Task details
Repeat every entry word for word, skipping the pictures.

Given information

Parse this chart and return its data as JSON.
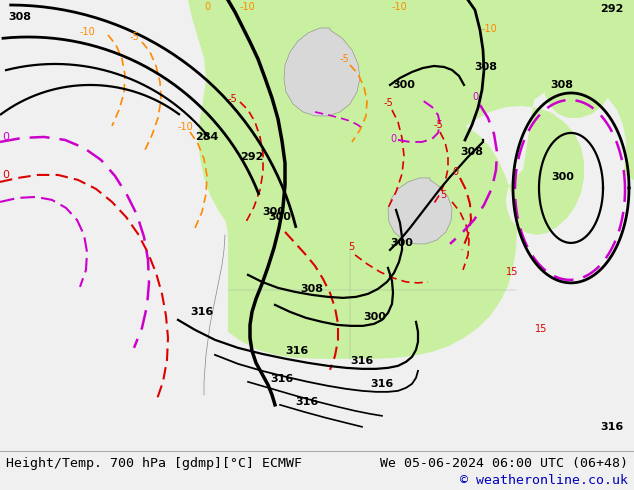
{
  "title_left": "Height/Temp. 700 hPa [gdmp][°C] ECMWF",
  "title_right": "We 05-06-2024 06:00 UTC (06+48)",
  "copyright": "© weatheronline.co.uk",
  "bg_color": "#d8d8d8",
  "land_green": "#c8f0a0",
  "ocean_gray": "#c0c0c0",
  "footer_bg": "#f0f0f0",
  "black": "#000000",
  "red": "#dd0000",
  "orange": "#ff8800",
  "magenta": "#cc00cc",
  "blue_copy": "#0000bb"
}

Exercise output
Parse this chart and return its data as JSON.
{
  "title_left": "Height/Temp. 700 hPa [gdmp][°C] ECMWF",
  "title_right": "We 05-06-2024 06:00 UTC (06+48)",
  "copyright": "© weatheronline.co.uk",
  "bg_color": "#d8d8d8",
  "land_green": "#c8f0a0",
  "ocean_gray": "#c0c0c0",
  "footer_bg": "#f0f0f0",
  "black": "#000000",
  "red": "#dd0000",
  "orange": "#ff8800",
  "magenta": "#cc00cc",
  "blue_copy": "#0000bb"
}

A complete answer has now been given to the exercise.